**Materials provided**
Begin

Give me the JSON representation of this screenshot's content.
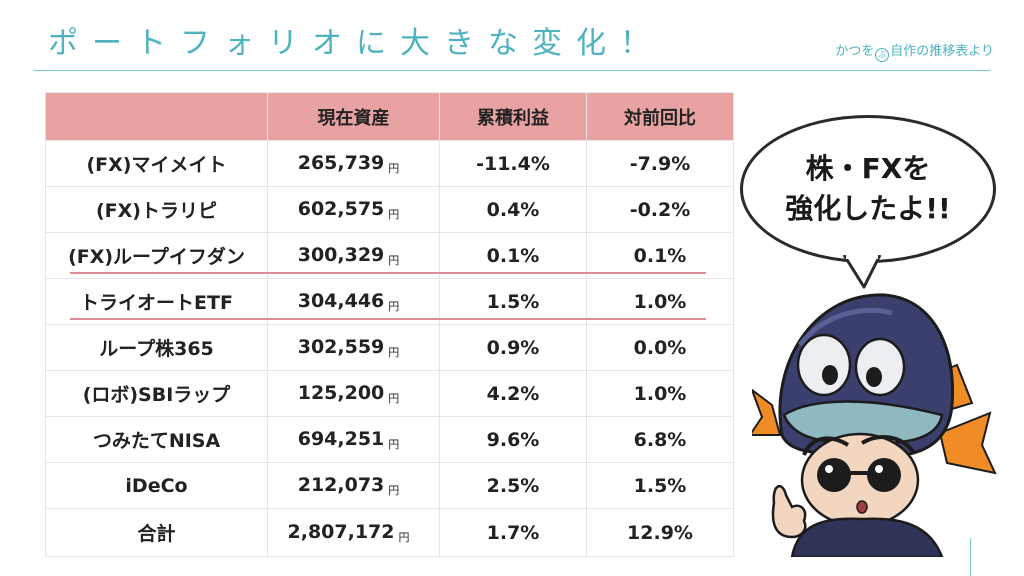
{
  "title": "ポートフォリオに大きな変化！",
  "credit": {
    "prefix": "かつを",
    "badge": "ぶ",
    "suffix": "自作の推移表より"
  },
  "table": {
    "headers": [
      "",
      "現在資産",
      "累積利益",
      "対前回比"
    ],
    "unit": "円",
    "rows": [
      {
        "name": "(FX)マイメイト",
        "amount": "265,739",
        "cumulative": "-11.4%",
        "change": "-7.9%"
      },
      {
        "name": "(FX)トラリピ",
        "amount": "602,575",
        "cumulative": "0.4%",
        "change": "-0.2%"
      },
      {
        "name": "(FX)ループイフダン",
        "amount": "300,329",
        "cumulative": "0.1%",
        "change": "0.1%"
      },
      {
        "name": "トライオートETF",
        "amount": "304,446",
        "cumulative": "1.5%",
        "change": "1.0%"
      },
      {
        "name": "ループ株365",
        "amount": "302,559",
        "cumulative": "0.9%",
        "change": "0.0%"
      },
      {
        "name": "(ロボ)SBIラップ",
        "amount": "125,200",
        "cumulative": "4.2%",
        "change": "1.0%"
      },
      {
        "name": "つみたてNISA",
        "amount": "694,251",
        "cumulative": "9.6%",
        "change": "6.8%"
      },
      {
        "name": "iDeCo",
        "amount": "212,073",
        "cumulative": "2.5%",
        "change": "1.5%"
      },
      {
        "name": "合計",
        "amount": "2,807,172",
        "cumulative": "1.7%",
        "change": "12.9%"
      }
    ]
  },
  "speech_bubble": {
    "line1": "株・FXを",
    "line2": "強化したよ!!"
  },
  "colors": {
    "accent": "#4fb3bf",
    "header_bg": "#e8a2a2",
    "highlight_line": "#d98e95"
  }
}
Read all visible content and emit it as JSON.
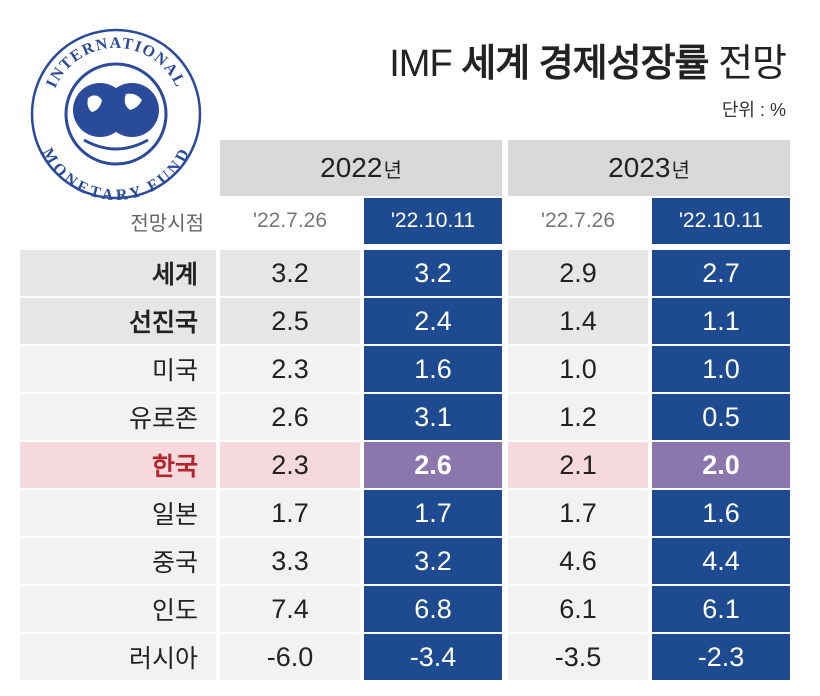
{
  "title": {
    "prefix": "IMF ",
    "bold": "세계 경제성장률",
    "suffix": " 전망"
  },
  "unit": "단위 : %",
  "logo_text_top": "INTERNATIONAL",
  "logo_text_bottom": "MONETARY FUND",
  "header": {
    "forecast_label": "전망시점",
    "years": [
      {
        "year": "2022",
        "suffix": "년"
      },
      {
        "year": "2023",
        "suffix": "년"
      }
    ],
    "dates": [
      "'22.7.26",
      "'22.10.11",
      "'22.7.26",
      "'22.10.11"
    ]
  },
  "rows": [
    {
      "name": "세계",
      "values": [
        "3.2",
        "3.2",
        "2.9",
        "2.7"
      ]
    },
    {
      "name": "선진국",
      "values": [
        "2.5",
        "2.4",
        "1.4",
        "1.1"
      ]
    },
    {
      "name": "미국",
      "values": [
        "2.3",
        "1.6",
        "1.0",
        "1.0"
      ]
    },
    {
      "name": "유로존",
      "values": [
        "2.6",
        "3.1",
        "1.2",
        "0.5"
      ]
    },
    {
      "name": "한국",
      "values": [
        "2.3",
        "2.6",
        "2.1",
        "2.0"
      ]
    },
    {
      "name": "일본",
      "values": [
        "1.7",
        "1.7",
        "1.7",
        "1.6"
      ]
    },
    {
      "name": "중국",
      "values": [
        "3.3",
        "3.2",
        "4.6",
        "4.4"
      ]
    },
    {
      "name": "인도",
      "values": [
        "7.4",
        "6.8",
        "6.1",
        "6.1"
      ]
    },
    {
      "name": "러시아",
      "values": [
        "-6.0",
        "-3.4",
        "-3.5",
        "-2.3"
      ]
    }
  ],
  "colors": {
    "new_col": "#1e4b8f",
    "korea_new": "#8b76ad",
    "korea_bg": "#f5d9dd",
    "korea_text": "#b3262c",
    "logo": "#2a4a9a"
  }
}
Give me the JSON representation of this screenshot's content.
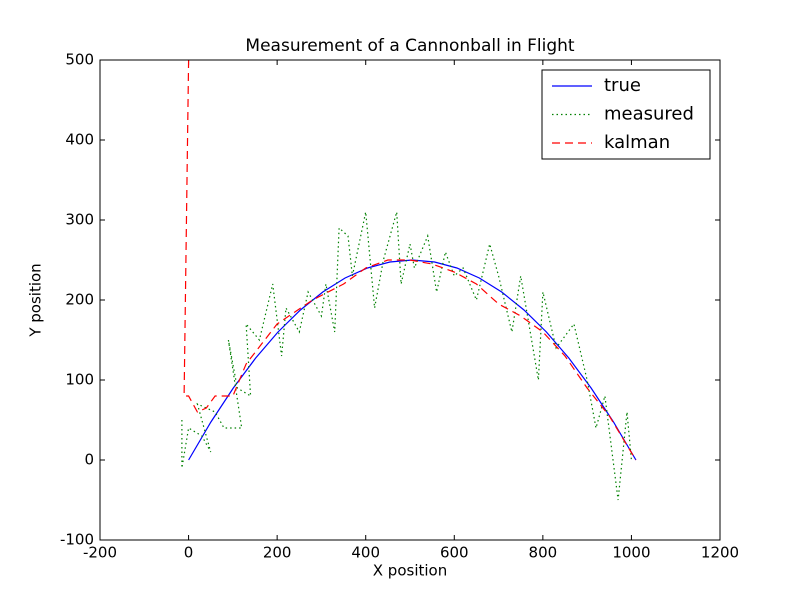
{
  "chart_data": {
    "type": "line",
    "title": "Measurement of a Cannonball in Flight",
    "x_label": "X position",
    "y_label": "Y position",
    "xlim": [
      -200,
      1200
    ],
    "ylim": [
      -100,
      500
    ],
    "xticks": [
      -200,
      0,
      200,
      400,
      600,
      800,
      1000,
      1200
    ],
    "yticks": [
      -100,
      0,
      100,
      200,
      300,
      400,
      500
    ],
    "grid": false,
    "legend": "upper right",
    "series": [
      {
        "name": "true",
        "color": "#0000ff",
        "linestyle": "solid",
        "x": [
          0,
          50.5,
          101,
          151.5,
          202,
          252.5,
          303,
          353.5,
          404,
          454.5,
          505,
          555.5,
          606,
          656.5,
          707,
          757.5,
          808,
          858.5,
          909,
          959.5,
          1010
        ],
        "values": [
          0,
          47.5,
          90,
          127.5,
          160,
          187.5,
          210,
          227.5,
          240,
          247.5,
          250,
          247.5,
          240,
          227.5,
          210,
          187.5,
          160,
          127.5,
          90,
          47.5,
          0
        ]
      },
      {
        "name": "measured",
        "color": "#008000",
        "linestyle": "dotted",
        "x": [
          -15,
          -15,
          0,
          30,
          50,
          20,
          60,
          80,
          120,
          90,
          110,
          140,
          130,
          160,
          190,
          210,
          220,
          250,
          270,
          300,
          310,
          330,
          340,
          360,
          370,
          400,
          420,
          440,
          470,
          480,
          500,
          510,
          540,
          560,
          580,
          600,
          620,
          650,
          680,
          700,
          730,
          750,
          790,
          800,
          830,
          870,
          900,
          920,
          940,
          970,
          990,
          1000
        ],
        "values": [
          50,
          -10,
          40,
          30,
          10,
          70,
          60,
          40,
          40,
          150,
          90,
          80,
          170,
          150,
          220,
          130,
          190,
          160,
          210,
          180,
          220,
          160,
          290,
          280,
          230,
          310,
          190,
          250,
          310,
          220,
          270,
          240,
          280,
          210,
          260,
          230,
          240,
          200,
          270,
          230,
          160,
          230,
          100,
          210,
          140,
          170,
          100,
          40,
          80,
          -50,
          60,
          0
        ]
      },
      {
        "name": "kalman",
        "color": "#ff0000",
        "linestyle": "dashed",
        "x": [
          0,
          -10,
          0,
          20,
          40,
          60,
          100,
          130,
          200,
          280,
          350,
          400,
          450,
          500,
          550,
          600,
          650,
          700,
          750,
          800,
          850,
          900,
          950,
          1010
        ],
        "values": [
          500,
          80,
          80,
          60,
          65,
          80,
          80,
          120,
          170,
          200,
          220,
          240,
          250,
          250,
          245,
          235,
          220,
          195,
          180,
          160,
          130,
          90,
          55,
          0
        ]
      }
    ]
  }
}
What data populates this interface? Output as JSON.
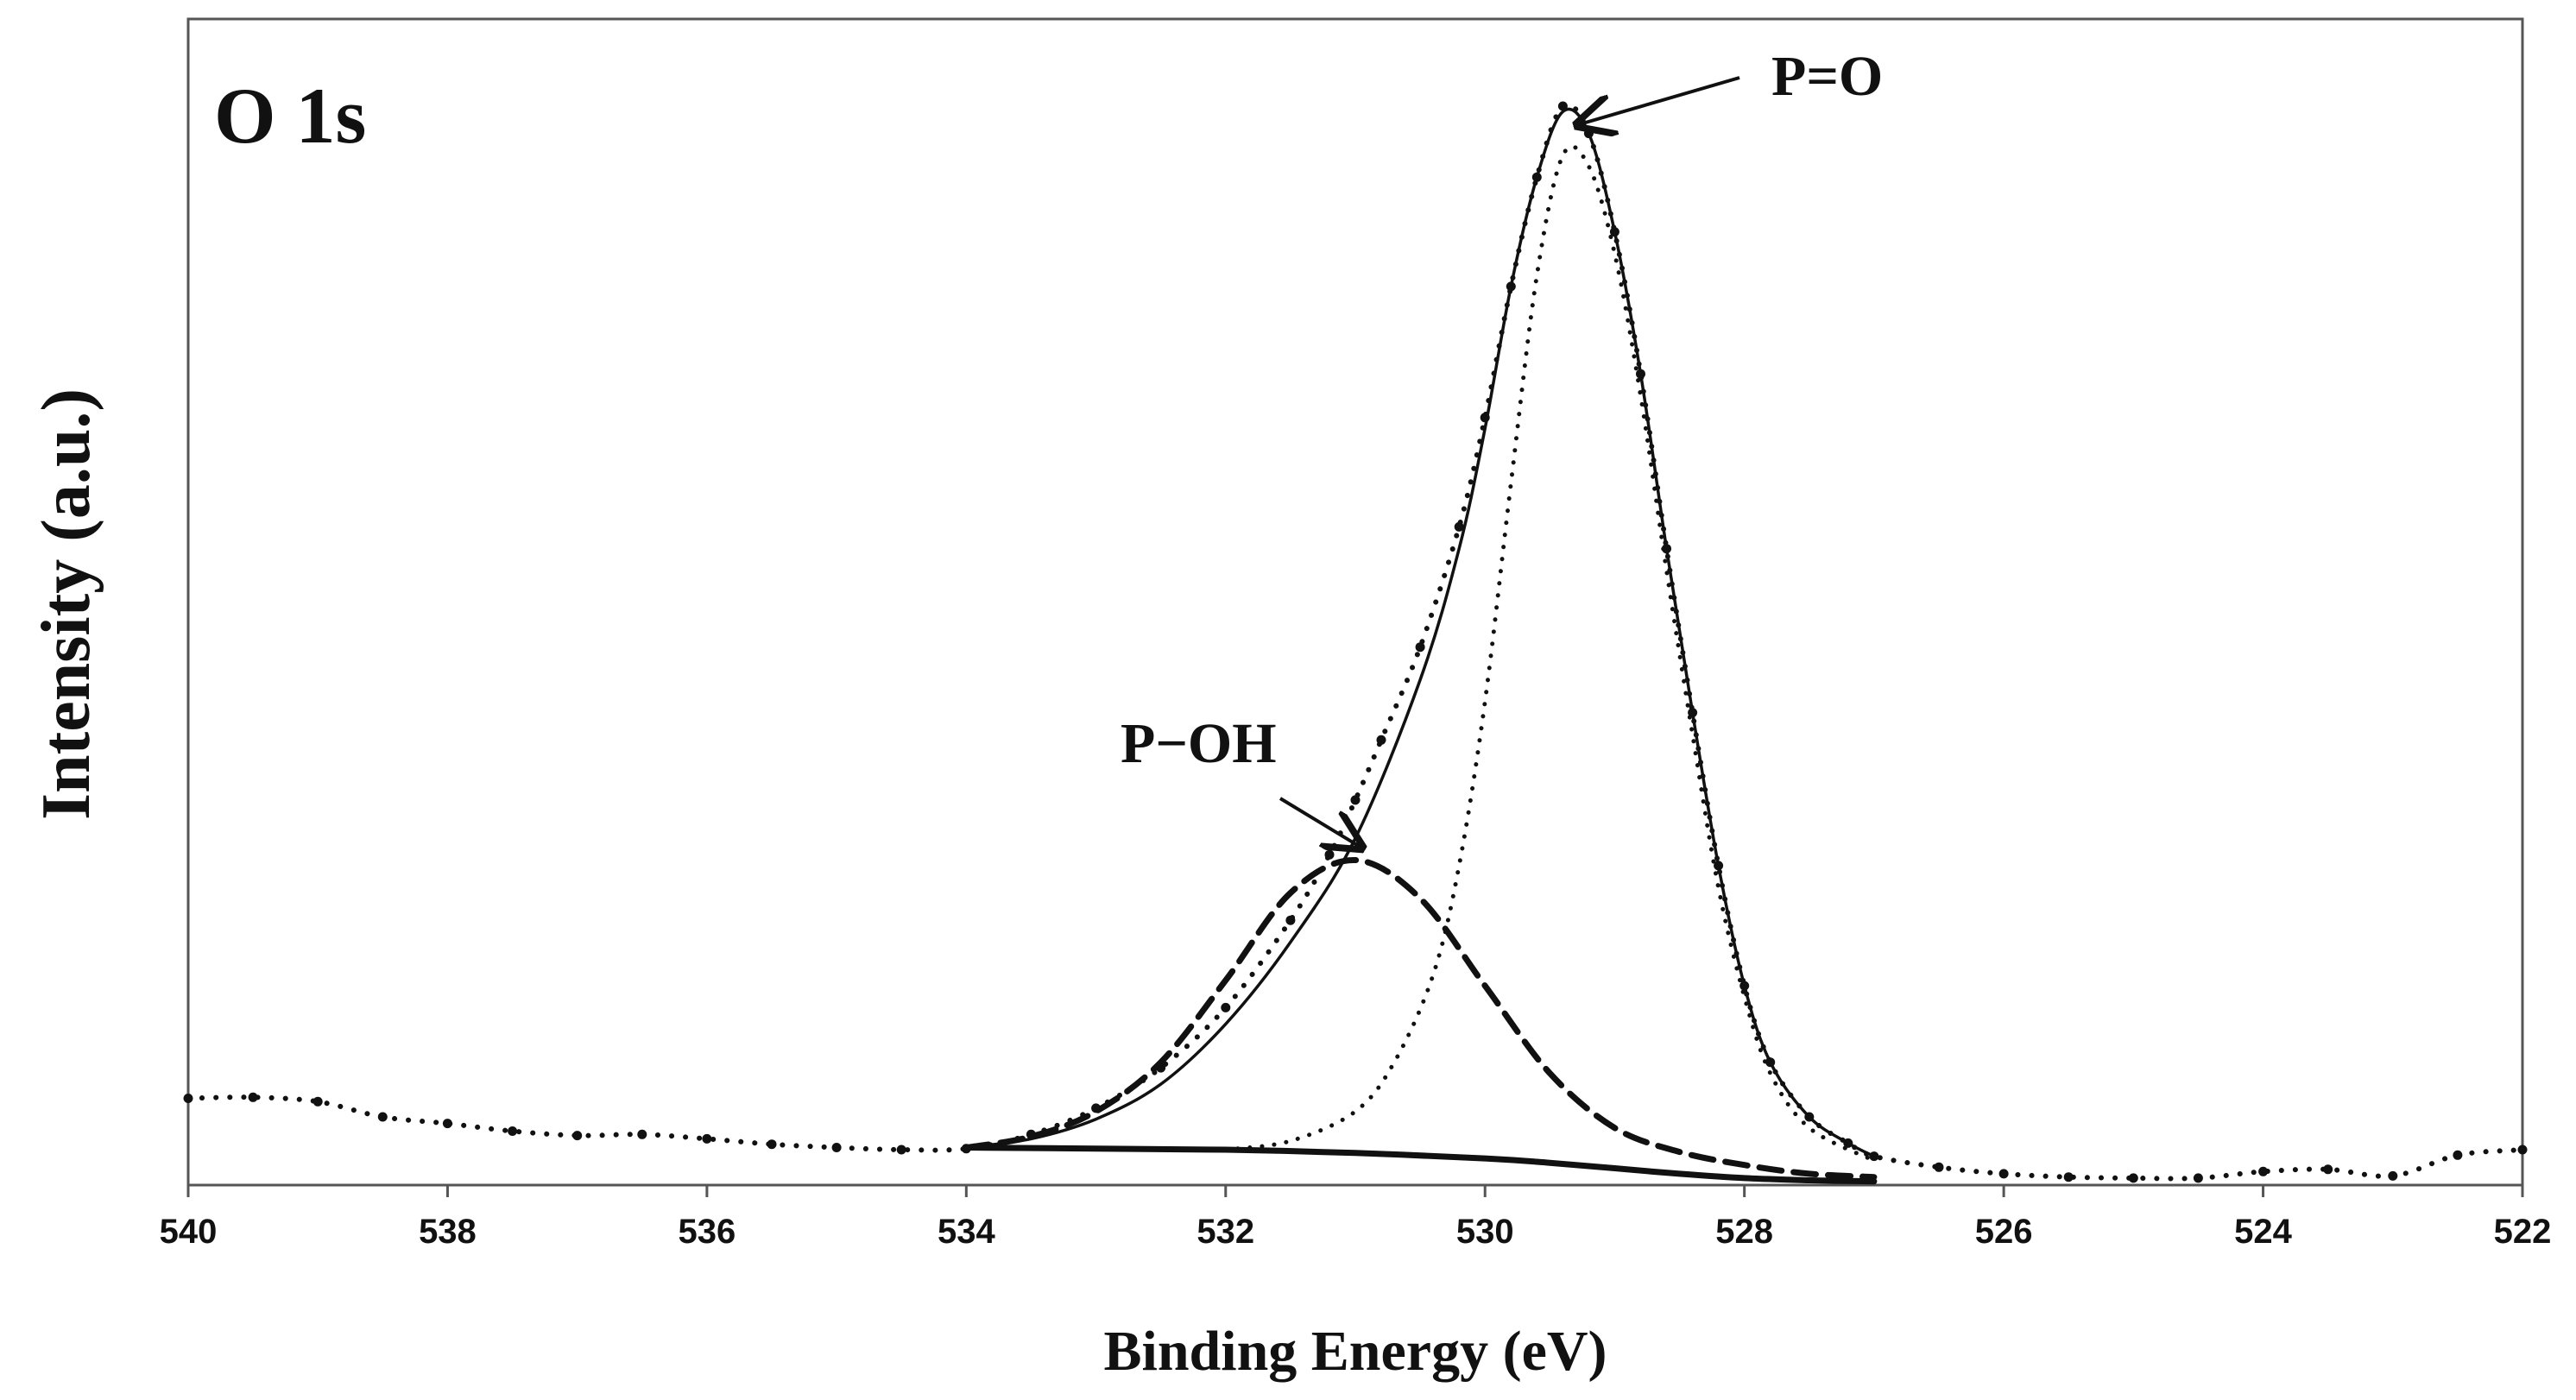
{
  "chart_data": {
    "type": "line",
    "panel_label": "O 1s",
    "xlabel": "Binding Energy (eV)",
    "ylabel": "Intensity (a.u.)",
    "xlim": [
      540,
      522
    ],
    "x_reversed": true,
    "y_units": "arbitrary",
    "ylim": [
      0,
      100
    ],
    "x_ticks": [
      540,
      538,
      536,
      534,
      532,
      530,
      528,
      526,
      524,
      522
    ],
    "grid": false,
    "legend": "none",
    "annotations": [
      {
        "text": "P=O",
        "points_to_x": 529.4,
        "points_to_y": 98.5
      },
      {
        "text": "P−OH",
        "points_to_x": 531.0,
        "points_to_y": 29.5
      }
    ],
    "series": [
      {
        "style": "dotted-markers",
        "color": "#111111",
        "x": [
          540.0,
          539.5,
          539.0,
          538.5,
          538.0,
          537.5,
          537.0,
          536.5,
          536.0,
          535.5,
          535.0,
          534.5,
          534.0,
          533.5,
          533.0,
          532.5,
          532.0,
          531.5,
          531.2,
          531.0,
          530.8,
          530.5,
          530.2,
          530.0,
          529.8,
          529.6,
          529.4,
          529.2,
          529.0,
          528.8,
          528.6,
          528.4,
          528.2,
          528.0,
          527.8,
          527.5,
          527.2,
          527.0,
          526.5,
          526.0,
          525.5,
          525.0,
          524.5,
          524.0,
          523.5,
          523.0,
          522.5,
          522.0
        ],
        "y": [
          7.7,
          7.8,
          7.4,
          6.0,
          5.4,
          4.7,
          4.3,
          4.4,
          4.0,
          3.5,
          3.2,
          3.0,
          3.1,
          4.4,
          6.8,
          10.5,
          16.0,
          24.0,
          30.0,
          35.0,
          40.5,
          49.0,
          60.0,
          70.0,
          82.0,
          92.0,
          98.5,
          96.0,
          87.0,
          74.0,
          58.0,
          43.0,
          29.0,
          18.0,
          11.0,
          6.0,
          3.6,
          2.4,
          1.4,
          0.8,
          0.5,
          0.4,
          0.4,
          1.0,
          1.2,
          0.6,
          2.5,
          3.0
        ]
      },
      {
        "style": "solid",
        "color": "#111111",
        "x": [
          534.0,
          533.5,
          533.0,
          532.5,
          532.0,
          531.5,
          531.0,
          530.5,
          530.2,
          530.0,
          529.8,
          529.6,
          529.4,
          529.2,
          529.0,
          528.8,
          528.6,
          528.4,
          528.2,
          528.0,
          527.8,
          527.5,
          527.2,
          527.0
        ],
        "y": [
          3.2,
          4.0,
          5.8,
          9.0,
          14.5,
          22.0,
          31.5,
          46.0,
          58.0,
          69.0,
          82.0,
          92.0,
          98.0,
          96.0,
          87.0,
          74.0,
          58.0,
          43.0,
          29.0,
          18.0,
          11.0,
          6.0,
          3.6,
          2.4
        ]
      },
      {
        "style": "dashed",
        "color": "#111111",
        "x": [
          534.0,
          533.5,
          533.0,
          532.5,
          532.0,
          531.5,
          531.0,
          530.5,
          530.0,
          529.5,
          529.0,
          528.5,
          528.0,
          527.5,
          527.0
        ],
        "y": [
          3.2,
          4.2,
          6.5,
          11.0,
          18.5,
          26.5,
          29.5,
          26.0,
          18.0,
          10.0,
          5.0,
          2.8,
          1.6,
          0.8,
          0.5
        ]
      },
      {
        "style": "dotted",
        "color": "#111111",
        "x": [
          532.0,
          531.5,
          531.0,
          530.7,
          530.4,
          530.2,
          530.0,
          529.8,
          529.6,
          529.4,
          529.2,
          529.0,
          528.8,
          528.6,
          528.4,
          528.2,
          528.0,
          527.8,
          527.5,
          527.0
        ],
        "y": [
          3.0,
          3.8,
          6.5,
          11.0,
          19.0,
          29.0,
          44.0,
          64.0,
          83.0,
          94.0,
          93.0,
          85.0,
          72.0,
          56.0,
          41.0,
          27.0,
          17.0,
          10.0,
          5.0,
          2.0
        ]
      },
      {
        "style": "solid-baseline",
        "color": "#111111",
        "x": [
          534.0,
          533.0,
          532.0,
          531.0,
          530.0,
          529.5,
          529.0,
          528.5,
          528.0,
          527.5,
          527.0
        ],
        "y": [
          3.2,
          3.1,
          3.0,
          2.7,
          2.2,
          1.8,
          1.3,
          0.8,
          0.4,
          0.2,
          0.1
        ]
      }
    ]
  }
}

End

**Your goal**
Read through the data and copy every line where "solid" shows up.

**Expected answer**
        "linestyle": "solid",
        "style": "solid",
        "style": "solid-baseline",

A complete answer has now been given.